◆ **Exercise aim**
Search the material for "name" and show all lines that contain it.

◆ **Data for the task**
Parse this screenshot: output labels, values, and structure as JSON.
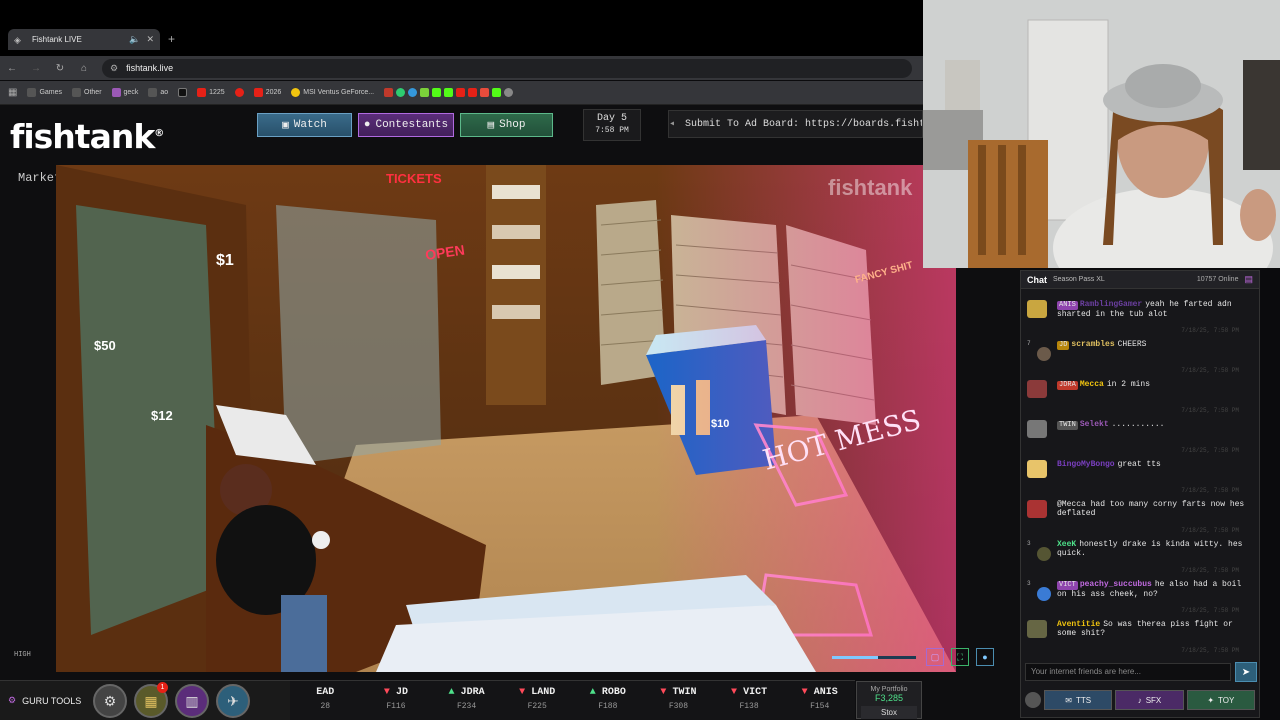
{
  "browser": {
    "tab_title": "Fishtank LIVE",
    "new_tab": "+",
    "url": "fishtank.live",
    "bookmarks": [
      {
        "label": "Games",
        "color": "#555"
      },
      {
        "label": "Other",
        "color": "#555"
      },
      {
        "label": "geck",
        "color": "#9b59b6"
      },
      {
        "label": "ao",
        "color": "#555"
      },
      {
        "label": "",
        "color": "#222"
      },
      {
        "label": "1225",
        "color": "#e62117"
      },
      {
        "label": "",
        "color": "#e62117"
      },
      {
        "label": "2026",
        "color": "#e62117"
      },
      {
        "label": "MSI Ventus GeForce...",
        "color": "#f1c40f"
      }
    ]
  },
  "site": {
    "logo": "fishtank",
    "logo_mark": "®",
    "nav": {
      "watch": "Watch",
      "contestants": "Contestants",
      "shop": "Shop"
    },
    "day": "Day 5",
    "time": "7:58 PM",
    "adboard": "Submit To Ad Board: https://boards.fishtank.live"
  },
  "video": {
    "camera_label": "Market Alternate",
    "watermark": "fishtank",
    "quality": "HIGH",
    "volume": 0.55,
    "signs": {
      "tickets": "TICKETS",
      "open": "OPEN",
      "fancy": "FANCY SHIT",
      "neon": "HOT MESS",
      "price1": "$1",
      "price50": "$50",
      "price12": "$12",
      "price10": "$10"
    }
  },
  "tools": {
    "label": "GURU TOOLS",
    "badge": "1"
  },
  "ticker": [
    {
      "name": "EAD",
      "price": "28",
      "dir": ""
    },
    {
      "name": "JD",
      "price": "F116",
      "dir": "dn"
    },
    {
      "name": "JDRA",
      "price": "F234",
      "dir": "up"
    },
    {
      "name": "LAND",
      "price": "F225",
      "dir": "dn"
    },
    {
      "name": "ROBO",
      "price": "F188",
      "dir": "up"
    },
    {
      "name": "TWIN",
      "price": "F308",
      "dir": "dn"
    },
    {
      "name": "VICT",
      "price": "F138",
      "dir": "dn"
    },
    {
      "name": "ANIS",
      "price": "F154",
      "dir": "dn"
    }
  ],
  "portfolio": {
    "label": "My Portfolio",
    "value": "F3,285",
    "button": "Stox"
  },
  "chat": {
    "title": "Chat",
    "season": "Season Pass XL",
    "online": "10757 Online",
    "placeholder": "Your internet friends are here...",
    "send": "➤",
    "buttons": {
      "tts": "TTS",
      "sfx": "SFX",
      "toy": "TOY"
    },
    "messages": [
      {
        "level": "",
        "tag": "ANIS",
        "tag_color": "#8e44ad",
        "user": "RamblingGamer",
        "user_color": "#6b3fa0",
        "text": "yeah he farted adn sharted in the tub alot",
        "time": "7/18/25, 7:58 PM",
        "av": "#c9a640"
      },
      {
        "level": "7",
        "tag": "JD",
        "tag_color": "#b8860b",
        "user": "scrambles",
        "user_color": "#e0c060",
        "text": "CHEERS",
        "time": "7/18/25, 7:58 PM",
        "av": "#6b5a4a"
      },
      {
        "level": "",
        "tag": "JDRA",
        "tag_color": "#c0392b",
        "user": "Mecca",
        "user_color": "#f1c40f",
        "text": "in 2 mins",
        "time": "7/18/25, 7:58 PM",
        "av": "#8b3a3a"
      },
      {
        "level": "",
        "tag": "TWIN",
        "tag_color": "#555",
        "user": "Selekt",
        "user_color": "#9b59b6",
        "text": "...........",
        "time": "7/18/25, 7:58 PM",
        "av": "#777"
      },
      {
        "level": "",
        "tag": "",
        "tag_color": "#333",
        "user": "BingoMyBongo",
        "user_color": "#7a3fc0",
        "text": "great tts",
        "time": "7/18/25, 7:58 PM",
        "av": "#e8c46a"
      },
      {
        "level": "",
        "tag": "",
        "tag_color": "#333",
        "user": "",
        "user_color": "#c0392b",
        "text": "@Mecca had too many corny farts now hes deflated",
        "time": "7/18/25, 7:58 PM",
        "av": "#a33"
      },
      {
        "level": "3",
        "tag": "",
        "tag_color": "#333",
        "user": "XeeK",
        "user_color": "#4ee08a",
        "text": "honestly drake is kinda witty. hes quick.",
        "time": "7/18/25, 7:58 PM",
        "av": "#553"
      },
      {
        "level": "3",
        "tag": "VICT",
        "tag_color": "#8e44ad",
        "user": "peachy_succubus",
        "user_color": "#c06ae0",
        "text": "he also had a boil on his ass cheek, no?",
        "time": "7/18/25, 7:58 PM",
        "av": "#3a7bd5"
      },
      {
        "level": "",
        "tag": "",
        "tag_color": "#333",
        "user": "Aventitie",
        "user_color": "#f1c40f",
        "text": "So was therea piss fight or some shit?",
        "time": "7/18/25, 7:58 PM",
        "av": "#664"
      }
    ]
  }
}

◆ **Expected answer**
      "name": "EAD",
      "name": "JD",
      "name": "JDRA",
      "name": "LAND",
      "name": "ROBO",
      "name": "TWIN",
      "name": "VICT",
      "name": "ANIS",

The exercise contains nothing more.